=== PROBLEM TO WORK ON ===
Write out the material exactly, leaving every picture behind.

Saved data entries
★ ★ ★ ★ ★
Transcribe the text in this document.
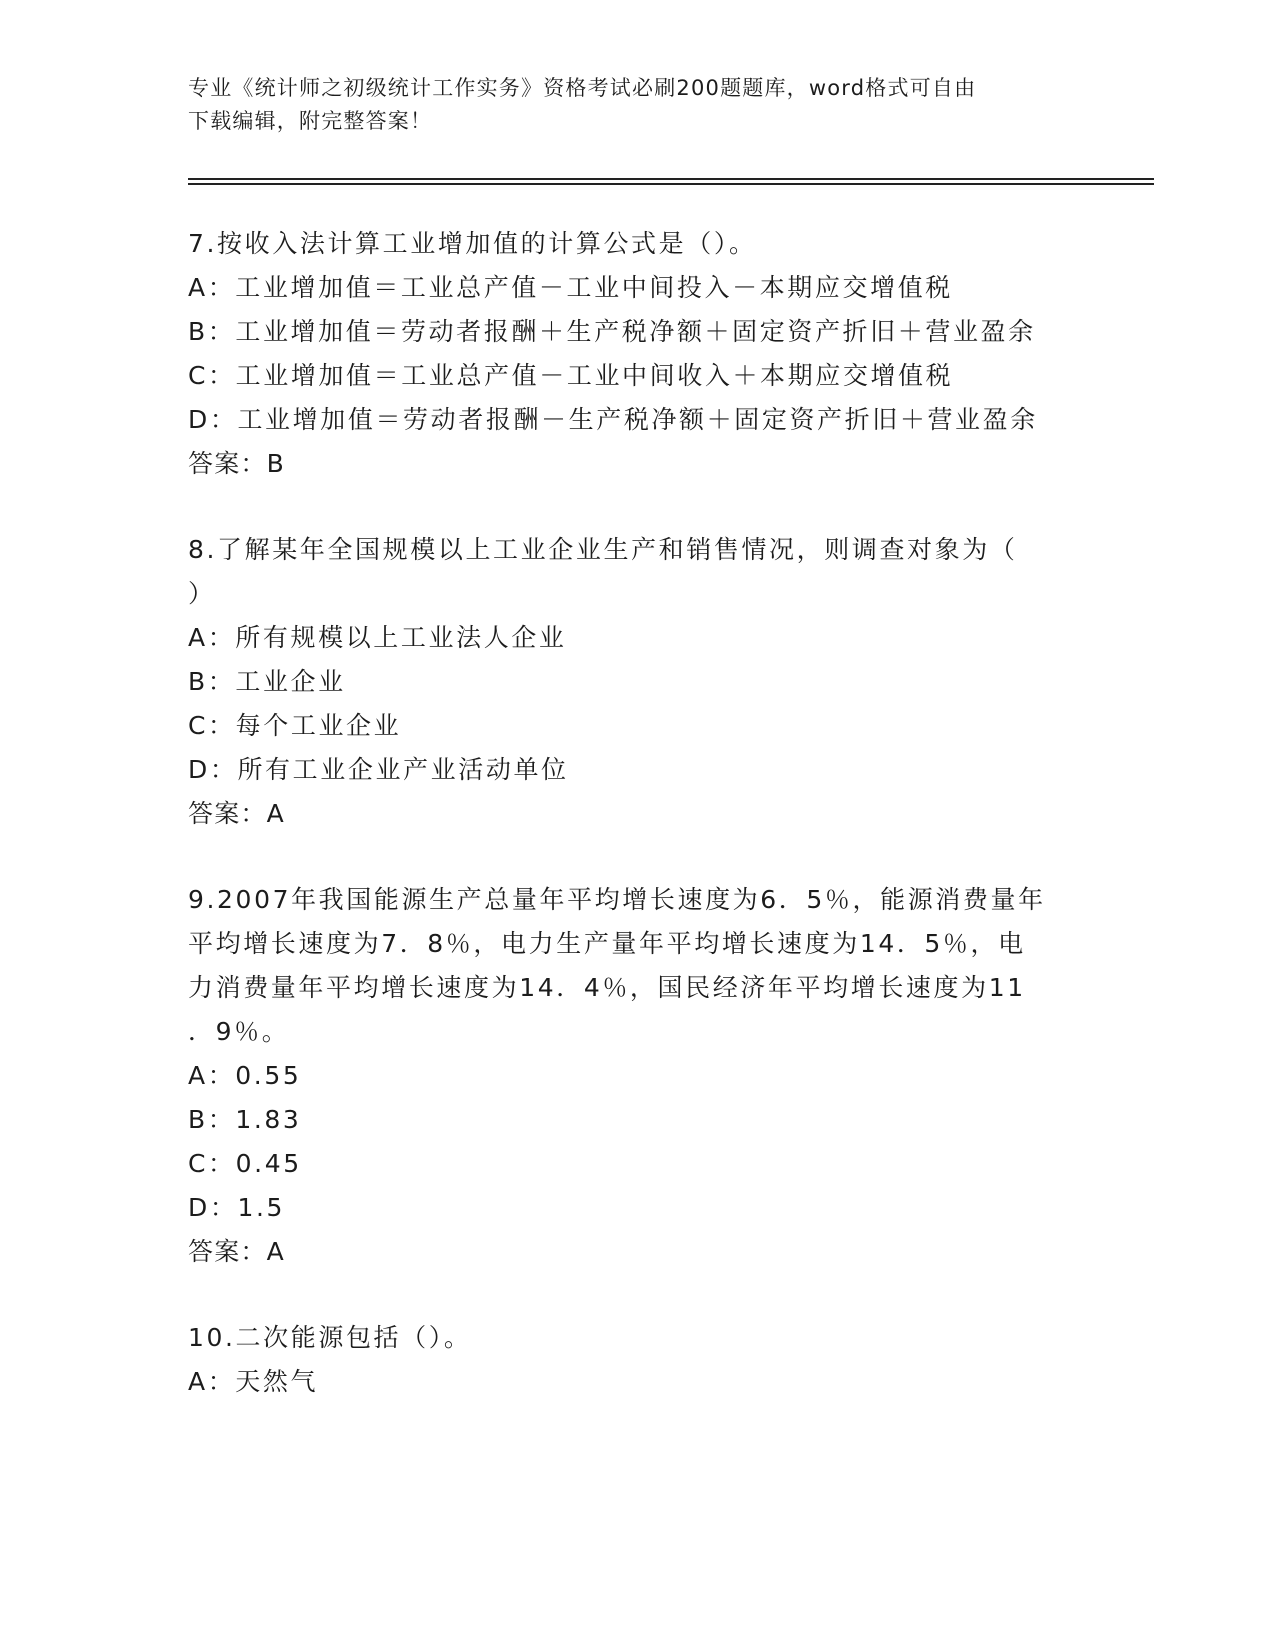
专业《统计师之初级统计工作实务》资格考试必刷200题题库，word格式可自由
下载编辑，附完整答案！
7.按收入法计算工业增加值的计算公式是（）。
A：工业增加值＝工业总产值－工业中间投入－本期应交增值税
B：工业增加值＝劳动者报酬＋生产税净额＋固定资产折旧＋营业盈余
C：工业增加值＝工业总产值－工业中间收入＋本期应交增值税
D：工业增加值＝劳动者报酬－生产税净额＋固定资产折旧＋营业盈余
答案：B
8.了解某年全国规模以上工业企业生产和销售情况，则调查对象为（
）
A：所有规模以上工业法人企业
B：工业企业
C：每个工业企业
D：所有工业企业产业活动单位
答案：A
9.2007年我国能源生产总量年平均增长速度为6．5％，能源消费量年
平均增长速度为7．8％，电力生产量年平均增长速度为14．5％，电
力消费量年平均增长速度为14．4％，国民经济年平均增长速度为11
．9％。
A：0.55
B：1.83
C：0.45
D：1.5
答案：A
10.二次能源包括（）。
A：天然气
★ ★ ★ ★ ★
=== WRITTEN REPLY ===
Transcribe the text in this document.
专业《统计师之初级统计工作实务》资格考试必刷200题题库，word格式可自由
下载编辑，附完整答案！
7.按收入法计算工业增加值的计算公式是（）。
A：工业增加值＝工业总产值－工业中间投入－本期应交增值税
B：工业增加值＝劳动者报酬＋生产税净额＋固定资产折旧＋营业盈余
C：工业增加值＝工业总产值－工业中间收入＋本期应交增值税
D：工业增加值＝劳动者报酬－生产税净额＋固定资产折旧＋营业盈余
答案：B
8.了解某年全国规模以上工业企业生产和销售情况，则调查对象为（
）
A：所有规模以上工业法人企业
B：工业企业
C：每个工业企业
D：所有工业企业产业活动单位
答案：A
9.2007年我国能源生产总量年平均增长速度为6．5％，能源消费量年
平均增长速度为7．8％，电力生产量年平均增长速度为14．5％，电
力消费量年平均增长速度为14．4％，国民经济年平均增长速度为11
．9％。
A：0.55
B：1.83
C：0.45
D：1.5
答案：A
10.二次能源包括（）。
A：天然气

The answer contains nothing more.